§ **Set task A**
Decide whether each statement agrees with the passage on sheet folding and trimming. Give yes or no for each, with the deciding words of the passage quoted exactly. (i) The folding blade 47 is returned toward its standby position while the folding rollers feed the sheet bunch. (ii) The trimmer unit 90 sits upstream of the folding processing mechanism 44 in the sheet-bunch conveying direction. (iii) The registration unit 210 corrects skew feed of the half-folded sheet bunch.
§ **Set task B**
Resume the passage on sheet folding and trimming, starting right after its final sentence.

§ **Passage to read**

***

Substantially in parallel with this, the drive control means 164d
turns on the clutch means to drive the folding rollers 46a and 46b
to rotate. Then, the sheet bunch is sent in a feeding direction (to
the left side of FIG. 4D). After that, as illustrated in FIG. 4D,
the drive control means 164d moves and returns the folding blade 47
positioned at the nip position toward the standby position in
parallel with the feeding of the sheet bunch by the folding rollers
46a and 46b.
When the half-folded sheet bunch which is folded in this way is
first caught in the pair of the folding rollers 46a and 46b, a
sheet of the sheet bunch which is in contact with surfaces of the
pair of the rollers is not drawn between the rollers by the
rotating rollers. More specifically, because the folding rollers
46a and 46b follow (are driven by) the inserted (pushed) sheet
bunch and are rotated, that only a sheet-shaped recording medium in
contact with the rollers is first caught in the nip between the
rollers does not occur. Further, because the rollers follow the
inserted sheet bunch and are driven to rotate, a sheet in contact
with the surfaces of the rollers is not rubbed and a blurred image
is not formed.
[Trimmer Unit]
A trimmer unit (a sheet cutting apparatus) 90 including a cutting
member configured to cut and align edge portions (fore edge) of the
spread of the half-folded sheet bunch which is guided to be
conveyed to the saddle tray (second stack tray) 22 is disposed
downstream of the folding processing mechanism 44 of the second
processing portion BX2 structured in this way in a sheet-bunch
conveying direction SX (on the left side of FIG. 2). The trimmer
unit 90 forms the sheet cutting apparatus, and includes a trimmer
inlet roller pair 201 and a bunch pressing roller 202b as a
conveying member configured to convey a half-folded sheet bunch T
which is folded about a half-folded portion in the shape of a
brochure, a registration unit 210 as a registration member for
making skew feed correction of the half-folded sheet bunch T, a
cutting member 204 for cutting and aligning edge portions of the
half-folded sheet bunch T, and a discharge roller 203 as a
discharging member provided at an outlet of the apparatus and
configured to discharge the sheet bunch. More specifically,
because, when a bunch of multiple sheets is folded at the center so
as to be in the shape of a brochure in the above-mentioned folding
processing mechanism 44, the edge portions (fore edge) of the
folded bunch become unaligned, the edge portions (fore edge) of the
half-folded sheet bunch folded by the folding processing mechanism
44 is cut off by a predetermined amount by the trimmer unit 90 as
the sheet cutting apparatus, thereby finishing the half-folded
sheet bunch so as to have aligned edge portions.

***

§ **Records provided**
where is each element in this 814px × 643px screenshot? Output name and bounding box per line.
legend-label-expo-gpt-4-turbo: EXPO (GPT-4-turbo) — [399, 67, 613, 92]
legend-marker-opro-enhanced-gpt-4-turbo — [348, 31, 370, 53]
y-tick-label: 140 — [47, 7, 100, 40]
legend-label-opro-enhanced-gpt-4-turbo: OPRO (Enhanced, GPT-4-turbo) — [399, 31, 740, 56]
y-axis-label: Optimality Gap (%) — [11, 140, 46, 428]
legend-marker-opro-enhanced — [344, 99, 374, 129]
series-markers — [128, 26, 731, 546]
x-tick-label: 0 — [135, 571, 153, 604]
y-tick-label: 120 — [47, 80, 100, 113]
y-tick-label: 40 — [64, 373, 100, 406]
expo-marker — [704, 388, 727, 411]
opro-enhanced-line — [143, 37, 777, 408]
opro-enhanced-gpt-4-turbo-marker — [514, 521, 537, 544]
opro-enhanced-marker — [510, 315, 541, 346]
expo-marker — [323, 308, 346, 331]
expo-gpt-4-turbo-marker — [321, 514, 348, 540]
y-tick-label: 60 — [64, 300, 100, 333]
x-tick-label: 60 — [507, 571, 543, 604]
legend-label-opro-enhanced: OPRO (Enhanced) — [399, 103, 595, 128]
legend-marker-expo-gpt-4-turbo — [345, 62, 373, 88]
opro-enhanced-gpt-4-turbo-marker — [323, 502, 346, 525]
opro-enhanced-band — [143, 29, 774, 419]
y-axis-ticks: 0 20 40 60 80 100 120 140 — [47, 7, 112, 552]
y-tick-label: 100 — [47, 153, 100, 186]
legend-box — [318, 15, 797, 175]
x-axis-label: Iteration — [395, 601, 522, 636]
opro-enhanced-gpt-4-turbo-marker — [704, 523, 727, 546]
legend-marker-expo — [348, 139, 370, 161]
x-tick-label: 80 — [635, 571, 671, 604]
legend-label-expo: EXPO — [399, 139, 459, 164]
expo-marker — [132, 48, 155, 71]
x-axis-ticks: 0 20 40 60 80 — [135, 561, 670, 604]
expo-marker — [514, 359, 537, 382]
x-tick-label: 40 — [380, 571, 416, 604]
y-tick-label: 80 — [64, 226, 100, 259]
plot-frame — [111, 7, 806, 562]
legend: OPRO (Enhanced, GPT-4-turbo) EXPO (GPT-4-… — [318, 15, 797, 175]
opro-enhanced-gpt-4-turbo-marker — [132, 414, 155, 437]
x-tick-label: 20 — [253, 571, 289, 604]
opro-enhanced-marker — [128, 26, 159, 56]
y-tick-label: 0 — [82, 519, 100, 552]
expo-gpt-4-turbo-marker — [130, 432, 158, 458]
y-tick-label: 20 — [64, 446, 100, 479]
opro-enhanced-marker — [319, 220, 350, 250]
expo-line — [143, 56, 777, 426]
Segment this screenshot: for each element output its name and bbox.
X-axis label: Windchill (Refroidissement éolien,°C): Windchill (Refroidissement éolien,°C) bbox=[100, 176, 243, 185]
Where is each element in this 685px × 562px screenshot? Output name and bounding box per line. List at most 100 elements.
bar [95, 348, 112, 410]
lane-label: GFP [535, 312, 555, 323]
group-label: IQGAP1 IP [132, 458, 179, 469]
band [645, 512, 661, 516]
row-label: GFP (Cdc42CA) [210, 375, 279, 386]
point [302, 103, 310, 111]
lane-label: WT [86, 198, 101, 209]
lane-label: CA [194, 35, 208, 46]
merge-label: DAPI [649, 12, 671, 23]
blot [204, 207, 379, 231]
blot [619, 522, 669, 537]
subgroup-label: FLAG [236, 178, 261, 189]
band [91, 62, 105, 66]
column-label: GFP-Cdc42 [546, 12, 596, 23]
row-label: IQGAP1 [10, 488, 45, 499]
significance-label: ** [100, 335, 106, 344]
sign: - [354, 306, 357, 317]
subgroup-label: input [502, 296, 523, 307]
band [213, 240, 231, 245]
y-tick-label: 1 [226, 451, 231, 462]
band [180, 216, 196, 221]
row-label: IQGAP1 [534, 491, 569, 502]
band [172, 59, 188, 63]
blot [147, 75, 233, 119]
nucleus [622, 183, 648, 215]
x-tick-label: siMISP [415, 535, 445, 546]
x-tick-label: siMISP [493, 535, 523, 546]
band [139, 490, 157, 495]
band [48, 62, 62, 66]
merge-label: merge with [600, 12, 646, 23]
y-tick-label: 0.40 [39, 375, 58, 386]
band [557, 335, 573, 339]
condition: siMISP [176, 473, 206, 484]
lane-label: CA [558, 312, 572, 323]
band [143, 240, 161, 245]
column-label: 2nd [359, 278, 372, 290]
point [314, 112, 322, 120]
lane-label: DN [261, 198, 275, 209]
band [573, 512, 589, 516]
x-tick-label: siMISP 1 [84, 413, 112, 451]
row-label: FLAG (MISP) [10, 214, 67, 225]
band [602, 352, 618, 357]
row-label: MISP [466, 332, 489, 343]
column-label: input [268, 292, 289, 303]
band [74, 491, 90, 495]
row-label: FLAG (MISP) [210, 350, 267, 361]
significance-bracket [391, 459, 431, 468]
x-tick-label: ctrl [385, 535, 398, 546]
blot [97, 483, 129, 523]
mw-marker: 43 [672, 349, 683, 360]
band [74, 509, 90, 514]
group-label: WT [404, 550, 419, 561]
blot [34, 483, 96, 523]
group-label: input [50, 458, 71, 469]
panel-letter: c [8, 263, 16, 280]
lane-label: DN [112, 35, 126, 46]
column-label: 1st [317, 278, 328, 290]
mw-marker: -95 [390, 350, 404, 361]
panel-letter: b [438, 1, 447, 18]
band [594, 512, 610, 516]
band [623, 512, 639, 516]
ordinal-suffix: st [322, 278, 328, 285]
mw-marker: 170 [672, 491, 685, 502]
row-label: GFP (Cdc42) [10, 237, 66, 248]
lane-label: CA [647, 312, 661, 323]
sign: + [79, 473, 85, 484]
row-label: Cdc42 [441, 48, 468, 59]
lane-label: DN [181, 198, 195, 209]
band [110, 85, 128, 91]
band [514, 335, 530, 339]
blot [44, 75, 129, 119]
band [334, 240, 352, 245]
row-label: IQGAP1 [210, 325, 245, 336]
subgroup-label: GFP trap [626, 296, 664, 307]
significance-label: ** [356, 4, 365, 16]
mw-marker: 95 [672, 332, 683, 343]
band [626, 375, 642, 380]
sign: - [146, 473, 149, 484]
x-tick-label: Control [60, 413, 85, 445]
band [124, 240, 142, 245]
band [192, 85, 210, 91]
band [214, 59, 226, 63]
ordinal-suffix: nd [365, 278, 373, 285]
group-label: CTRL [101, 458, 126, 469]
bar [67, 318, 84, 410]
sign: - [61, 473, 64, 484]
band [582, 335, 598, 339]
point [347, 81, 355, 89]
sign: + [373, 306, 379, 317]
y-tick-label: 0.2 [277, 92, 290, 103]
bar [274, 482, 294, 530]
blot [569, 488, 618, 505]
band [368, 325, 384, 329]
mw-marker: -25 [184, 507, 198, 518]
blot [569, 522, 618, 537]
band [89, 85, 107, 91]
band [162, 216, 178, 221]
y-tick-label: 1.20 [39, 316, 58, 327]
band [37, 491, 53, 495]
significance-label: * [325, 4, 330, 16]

***

§ **Response A**
(i) Yes: "moves and returns the folding blade 47 positioned at the nip position toward the standby position in parallel with the feeding of the sheet bunch"
(ii) No: "is disposed downstream of the folding processing mechanism 44"
(iii) Yes: "a registration unit 210 as a registration member for making skew feed correction of the half-folded sheet bunch T"

§ **Response B**
The trimmer unit (sheet cutting apparatus) 90 has, for example, a
schematic structure illustrated in FIG. 5. More specifically, the
half-folded sheet bunch folded about the half-folded portion in the
shape of a brochure by the folding operation of the folding roller
pair 46a and 46b of the above-mentioned folding processing
mechanism 44 is passed-over from the side of the half-folded
portion of the half-folded sheet bunch to a trimmer inlet roller
pair 201a and 201b (conveying members) and is conveyed
substantially horizontally to a predetermined position by the
trimmer inlet roller pair 201a and 201b. The half-folded sheet
bunch at that time is detected by an inlet sensor 201c. After that,
the skew feed correction operation by the registration unit 210 as
the registration member configured to correct a skew feed of the
half-folded sheet bunch, bunch pressing operation by bunch pressing
means 202, and sheet bunch cutting operation by the cutting member
204 configured to cut and align the edge portions of the
half-folded sheet bunch are performed. After the edge portions
(fore edge) of the half-folded sheet bunch are substantially
linearly cut by the cutting member 204, the half-folded sheet bunch
is finally discharged to the saddle tray 22 as a stack tray by a
sheet discharging roller pair 203a and 203b as a discharging member
provided at the outlet of the apparatus. The half-folded sheet
bunch at that time is detected by an outlet sensor 203c.
[Cutting of Center-Folded Sheet Bunch of Small-Size Sheets]
Here, a structure of the trimmer unit (sheet cutting apparatus) 90
is described according to the above-mentioned respective
operations. The trimmer unit 90 is adapted to perform the sheet
bunch skew feed correction operation illustrated in FIGS. 6A and 6B
and the bunch pressing operation illustrated in FIGS. 6C and 6D.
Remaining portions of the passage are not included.